Copy the rows below verbatim, from the row with "staticText: By creating" to the row with "staticText: E-mail Address", both included.

•••••

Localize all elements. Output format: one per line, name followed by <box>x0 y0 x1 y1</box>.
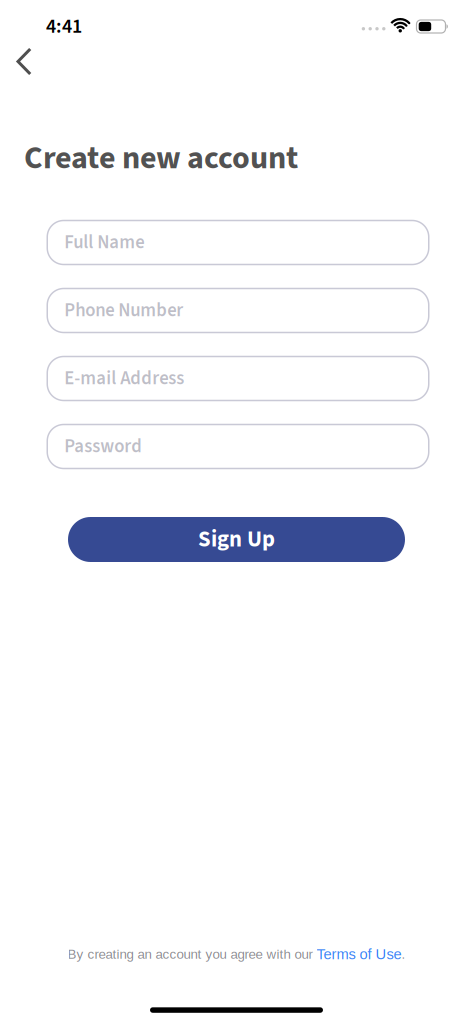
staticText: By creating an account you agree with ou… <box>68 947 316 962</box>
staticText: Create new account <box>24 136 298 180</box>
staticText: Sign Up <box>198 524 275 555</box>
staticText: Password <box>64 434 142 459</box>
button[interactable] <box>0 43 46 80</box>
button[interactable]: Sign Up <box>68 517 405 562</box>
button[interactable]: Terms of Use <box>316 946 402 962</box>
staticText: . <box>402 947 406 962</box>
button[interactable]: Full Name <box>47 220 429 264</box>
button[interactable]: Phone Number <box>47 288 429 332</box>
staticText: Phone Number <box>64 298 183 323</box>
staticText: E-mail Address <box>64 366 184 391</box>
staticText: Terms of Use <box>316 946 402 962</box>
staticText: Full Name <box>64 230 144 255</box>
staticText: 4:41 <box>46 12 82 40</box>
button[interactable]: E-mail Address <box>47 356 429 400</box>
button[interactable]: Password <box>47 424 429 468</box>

•••••

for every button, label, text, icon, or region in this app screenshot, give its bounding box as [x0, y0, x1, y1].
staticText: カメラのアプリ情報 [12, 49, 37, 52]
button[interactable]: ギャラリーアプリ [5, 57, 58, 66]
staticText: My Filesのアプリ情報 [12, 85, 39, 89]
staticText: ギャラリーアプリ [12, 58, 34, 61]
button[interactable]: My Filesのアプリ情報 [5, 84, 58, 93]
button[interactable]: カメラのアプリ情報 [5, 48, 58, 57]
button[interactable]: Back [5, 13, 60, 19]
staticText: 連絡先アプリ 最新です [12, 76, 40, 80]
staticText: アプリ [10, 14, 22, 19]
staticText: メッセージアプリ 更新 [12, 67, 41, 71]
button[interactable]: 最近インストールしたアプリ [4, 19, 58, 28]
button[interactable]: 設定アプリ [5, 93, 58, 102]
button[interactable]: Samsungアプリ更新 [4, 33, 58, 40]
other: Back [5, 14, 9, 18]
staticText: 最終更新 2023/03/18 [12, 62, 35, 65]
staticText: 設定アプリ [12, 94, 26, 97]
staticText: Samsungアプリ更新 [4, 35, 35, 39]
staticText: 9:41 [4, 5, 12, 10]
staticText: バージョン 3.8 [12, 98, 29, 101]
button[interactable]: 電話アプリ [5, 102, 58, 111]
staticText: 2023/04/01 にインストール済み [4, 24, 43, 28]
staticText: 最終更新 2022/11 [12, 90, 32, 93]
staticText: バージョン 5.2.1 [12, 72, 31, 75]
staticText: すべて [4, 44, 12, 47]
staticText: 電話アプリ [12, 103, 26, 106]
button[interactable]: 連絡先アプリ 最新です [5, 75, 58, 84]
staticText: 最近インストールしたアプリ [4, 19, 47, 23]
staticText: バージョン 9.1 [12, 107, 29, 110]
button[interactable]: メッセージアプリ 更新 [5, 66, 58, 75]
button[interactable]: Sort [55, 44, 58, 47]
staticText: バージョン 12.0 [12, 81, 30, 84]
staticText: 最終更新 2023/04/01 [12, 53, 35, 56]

•••••

- Correct result
staticText: By creating an account you agree with ou… <box>68 947 316 962</box>
staticText: Create new account <box>24 136 298 180</box>
staticText: Sign Up <box>198 524 275 555</box>
staticText: Password <box>64 434 142 459</box>
button[interactable] <box>0 43 46 80</box>
button[interactable]: Sign Up <box>68 517 405 562</box>
button[interactable]: Terms of Use <box>316 946 402 962</box>
staticText: . <box>402 947 406 962</box>
button[interactable]: Full Name <box>47 220 429 264</box>
button[interactable]: Phone Number <box>47 288 429 332</box>
staticText: Phone Number <box>64 298 183 323</box>
staticText: E-mail Address <box>64 366 184 391</box>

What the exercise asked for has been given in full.